Provided text:
Segment Open
"Federal law provides severe civil and criminal penalties for unauthorized reproduction, distribution or exhibition of copyrighted motion pictures."

What's with the many movies we watch at home launching with this threat? You can't even fast-forward past it! And what's with day-care centers being threatened for decorating with Mickey Mouse images? And club proprietors who must caution open-mike artists against strumming published songs? Are rockers who fold in a few seconds from some popular work, and visual artists who quote commercial imagery, really thieves?

It wasn't always that way. Such cultural expression was, for centuries past, sharing, not theft. We've moved radically far in a long process of intellectual enclosure, privatizing and shutting down a vigorous cultural commons.

Lewis Hyde, MacArthur Fellow and professor at Kenyon and Harvard, offers a brilliant and absorbing account of the development of restrictive and enduring private ownership of shared experience. "Common as Air" develops, in Hyde's own words, "a model and defense of our 'cultural commons,' that vast store of unowned ideas, inventions and works of art that we have inherited from the past and that we continue to create."
Segment Closed
Supplied material:
Segment Open
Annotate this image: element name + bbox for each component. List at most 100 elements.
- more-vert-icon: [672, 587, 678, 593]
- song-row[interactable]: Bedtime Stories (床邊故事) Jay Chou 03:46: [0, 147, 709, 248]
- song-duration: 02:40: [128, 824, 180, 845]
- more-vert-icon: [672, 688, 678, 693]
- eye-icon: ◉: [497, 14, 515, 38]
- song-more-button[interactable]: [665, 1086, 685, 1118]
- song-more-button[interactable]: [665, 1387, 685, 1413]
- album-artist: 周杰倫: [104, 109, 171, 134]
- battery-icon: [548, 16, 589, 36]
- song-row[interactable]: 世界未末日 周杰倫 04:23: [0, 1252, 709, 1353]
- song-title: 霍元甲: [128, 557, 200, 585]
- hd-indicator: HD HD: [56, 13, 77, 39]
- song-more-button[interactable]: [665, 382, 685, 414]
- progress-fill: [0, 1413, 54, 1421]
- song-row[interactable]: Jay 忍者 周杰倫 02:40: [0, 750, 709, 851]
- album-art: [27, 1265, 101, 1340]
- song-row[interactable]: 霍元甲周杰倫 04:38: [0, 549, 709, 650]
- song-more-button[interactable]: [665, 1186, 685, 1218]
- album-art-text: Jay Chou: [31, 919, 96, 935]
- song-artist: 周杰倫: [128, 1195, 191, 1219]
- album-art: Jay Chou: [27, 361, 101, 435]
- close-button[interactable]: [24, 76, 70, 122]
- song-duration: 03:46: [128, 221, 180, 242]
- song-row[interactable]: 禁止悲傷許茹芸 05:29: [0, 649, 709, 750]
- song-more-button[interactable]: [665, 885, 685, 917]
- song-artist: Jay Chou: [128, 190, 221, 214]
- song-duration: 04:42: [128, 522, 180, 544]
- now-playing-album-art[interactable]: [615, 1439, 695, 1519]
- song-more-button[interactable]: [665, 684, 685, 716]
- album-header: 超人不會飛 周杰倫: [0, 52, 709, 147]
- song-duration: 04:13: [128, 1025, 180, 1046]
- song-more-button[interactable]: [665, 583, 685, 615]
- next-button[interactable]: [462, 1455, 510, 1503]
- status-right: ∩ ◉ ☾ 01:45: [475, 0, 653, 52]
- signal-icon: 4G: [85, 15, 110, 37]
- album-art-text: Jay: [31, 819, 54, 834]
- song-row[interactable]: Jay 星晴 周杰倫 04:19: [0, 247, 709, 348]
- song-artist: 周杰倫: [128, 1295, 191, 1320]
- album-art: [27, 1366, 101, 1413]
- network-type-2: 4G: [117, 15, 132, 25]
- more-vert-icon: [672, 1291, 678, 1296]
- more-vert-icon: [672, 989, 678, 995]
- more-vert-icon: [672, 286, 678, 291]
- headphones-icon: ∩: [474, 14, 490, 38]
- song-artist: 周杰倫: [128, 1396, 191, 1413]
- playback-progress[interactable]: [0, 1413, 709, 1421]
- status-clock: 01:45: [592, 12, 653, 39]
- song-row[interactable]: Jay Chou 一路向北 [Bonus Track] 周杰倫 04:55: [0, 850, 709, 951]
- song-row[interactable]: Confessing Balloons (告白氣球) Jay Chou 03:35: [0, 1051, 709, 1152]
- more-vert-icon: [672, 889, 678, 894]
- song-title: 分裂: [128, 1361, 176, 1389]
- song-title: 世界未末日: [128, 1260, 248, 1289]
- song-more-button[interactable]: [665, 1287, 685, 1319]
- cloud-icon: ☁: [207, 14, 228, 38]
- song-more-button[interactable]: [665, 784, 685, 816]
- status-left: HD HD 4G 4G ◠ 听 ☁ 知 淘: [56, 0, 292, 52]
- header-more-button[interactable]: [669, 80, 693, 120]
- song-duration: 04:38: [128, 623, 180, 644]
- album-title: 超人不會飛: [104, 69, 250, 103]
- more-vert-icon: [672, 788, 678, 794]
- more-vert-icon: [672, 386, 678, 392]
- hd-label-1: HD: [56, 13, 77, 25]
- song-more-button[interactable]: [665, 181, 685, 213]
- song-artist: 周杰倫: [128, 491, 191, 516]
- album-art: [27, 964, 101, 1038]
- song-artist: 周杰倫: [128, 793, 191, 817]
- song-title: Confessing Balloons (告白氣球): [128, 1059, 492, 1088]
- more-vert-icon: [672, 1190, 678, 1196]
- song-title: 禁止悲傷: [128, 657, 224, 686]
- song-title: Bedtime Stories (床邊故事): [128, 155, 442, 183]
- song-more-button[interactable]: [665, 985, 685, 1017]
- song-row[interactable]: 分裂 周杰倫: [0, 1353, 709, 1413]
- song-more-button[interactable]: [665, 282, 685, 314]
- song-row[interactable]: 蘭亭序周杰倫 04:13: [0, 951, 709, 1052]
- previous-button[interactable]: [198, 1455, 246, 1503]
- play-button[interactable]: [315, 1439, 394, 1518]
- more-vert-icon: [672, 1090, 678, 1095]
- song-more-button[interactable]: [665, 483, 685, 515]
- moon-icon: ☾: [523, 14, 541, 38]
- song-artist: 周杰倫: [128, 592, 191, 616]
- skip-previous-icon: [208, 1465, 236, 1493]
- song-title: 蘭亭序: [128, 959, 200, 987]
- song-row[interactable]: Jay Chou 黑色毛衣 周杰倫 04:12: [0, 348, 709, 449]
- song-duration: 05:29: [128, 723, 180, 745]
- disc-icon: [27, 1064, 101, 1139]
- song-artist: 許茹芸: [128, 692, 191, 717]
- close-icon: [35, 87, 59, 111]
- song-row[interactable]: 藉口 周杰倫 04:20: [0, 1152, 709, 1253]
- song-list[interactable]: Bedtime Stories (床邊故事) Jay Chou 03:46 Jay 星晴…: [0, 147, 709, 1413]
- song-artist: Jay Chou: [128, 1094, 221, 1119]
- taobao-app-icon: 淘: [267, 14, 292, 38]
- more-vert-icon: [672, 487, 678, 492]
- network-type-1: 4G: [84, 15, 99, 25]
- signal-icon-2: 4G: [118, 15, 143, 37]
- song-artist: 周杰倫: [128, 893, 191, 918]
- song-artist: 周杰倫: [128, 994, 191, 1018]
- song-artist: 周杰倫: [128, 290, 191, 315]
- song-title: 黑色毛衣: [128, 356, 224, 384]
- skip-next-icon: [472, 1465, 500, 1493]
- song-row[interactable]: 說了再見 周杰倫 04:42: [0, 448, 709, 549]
Segment Closed
What you need to do:
**a.** Update the part of the cultural commons text from "It wasn't always" up to and including "vigorous cultural commons.", changing "vigorous" to "thriving".
**b.** Translate this sentence from the cultural commons text into Spanish: "Such cultural expression was, for centuries past, sharing, not theft."
**c.** Shorten the paragraph of the cultural commons text that begins "Lewis Hyde, MacArthur Fellow", keeping its main facts.

Answers:
**a.**
It wasn't always that way. Such cultural expression was, for centuries past, sharing, not theft. We've moved radically far in a long process of intellectual enclosure, privatizing and shutting down a thriving cultural commons.

**b.** Durante siglos, esa expresión cultural fue un acto de compartir, no un robo.

**c.** Lewis Hyde, a MacArthur Fellow and professor at Kenyon and Harvard, gives a brilliant, absorbing account of how restrictive, enduring private ownership of shared experience developed. In his words, "Common as Air" offers a model and defense of the "cultural commons," the vast store of unowned ideas, inventions and works of art inherited from the past and still being created.